__PROBLEM TO WORK ON__:
Gather every line below where "jodkiem" appears.

[Collected data entries]
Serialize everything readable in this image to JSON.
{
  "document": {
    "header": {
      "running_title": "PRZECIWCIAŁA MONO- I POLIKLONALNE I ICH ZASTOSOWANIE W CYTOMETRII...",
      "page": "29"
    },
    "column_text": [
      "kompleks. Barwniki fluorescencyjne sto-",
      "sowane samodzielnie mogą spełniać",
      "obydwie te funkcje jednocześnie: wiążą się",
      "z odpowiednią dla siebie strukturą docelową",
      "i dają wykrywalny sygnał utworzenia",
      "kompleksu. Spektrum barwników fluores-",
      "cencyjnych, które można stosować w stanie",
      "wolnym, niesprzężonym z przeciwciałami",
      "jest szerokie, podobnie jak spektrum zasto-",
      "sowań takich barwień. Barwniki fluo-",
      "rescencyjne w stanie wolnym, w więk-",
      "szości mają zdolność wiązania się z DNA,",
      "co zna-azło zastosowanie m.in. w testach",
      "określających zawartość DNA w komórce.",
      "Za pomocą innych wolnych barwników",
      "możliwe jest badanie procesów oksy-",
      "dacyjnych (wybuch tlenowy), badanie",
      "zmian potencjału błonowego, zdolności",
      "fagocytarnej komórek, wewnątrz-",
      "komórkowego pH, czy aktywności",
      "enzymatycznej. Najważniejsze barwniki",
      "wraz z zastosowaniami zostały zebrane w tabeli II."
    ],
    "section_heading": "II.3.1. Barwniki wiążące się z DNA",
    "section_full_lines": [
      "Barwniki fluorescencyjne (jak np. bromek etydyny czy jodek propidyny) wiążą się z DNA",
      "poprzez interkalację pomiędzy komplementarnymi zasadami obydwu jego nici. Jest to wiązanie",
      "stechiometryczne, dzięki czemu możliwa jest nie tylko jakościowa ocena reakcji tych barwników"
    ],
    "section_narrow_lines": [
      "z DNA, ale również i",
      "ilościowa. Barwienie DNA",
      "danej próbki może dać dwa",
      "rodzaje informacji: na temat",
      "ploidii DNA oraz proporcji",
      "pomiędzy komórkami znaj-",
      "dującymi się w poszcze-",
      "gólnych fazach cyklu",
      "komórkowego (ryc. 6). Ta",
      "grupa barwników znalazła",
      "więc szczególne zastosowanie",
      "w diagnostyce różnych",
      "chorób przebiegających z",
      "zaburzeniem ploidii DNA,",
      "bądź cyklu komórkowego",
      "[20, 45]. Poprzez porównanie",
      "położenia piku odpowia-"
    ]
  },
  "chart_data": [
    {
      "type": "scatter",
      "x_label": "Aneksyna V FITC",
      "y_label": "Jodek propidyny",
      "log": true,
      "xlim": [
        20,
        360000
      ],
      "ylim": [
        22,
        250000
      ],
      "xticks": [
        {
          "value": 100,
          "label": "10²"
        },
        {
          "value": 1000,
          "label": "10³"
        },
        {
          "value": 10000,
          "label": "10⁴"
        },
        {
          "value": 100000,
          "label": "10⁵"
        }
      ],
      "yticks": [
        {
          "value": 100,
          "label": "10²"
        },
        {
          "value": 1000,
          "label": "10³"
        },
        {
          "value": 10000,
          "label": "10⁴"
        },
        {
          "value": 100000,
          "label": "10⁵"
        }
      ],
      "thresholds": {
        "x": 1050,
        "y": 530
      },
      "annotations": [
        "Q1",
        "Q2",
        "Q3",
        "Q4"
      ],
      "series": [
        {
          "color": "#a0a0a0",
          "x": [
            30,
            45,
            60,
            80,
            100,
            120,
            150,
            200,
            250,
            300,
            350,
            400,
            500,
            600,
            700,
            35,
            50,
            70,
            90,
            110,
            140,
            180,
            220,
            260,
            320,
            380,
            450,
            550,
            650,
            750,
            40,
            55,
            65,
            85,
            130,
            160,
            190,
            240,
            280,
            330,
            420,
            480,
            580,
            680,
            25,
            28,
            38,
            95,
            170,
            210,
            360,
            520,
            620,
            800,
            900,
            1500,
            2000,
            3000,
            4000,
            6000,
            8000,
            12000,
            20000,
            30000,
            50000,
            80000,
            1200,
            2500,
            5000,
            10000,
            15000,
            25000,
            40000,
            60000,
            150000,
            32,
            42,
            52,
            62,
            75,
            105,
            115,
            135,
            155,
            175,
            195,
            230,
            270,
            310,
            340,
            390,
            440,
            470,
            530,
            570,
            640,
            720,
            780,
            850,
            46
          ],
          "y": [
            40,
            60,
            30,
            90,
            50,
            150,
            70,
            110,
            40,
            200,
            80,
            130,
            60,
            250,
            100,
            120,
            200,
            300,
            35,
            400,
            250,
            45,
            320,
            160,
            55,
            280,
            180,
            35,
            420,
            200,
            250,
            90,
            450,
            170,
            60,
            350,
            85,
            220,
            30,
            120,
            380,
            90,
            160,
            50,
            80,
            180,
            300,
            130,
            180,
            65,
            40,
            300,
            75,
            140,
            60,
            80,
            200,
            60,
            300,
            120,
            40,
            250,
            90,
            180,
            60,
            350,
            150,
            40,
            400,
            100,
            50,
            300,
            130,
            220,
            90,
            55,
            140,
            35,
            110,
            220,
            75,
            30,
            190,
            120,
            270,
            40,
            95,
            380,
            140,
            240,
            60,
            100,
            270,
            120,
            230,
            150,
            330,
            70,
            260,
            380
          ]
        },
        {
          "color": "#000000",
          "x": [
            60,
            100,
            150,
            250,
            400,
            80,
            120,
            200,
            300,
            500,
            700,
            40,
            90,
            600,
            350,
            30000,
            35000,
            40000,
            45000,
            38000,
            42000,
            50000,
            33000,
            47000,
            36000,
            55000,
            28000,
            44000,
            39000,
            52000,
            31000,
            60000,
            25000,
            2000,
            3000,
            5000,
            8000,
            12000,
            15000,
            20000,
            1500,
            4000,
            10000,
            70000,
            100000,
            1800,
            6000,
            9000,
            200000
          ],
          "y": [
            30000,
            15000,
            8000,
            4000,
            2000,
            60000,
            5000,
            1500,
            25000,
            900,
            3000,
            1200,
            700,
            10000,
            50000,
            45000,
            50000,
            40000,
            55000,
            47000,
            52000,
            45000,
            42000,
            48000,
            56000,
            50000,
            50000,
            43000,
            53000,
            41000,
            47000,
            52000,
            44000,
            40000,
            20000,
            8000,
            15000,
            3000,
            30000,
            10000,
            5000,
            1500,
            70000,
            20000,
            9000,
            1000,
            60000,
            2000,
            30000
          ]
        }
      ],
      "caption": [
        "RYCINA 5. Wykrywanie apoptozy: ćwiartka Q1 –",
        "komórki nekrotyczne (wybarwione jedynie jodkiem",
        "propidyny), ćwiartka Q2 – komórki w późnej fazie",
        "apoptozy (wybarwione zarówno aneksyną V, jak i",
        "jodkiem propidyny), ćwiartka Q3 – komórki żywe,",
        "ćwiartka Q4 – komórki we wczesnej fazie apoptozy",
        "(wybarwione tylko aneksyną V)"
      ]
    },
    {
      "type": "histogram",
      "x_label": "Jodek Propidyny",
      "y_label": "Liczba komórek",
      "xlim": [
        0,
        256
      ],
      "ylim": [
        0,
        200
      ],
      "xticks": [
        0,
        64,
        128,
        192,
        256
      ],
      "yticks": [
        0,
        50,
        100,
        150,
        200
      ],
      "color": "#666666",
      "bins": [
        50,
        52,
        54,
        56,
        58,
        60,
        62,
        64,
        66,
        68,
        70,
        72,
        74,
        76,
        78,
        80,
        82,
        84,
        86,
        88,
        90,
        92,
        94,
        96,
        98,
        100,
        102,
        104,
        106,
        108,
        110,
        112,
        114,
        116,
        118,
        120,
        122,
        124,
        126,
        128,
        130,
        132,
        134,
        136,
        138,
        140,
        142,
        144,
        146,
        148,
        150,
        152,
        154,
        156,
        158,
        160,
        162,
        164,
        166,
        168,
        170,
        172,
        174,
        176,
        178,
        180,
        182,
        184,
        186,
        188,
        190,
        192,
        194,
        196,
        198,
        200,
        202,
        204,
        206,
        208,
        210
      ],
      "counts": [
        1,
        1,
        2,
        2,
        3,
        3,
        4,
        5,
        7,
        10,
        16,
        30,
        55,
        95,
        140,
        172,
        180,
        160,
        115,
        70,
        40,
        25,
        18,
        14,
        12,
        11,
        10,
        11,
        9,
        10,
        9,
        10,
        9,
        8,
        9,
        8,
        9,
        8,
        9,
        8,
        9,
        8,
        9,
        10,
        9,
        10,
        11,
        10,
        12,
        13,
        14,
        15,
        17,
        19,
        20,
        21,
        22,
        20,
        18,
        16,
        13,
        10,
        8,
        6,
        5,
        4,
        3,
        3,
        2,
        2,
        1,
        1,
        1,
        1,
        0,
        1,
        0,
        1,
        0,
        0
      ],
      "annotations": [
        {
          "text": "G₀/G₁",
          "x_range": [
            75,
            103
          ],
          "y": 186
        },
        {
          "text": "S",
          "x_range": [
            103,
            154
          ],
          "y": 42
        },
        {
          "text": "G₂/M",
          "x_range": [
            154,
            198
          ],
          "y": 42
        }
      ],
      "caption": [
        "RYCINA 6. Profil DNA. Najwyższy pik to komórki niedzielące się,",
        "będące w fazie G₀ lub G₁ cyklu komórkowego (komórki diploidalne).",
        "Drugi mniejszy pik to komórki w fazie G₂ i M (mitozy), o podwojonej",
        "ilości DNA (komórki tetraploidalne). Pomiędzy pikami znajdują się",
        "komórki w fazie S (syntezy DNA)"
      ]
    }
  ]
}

__SOLUTION FOR THIS PROBLEM__:
        "komórki nekrotyczne (wybarwione jedynie jodkiem",
        "jodkiem propidyny), ćwiartka Q3 – komórki żywe,",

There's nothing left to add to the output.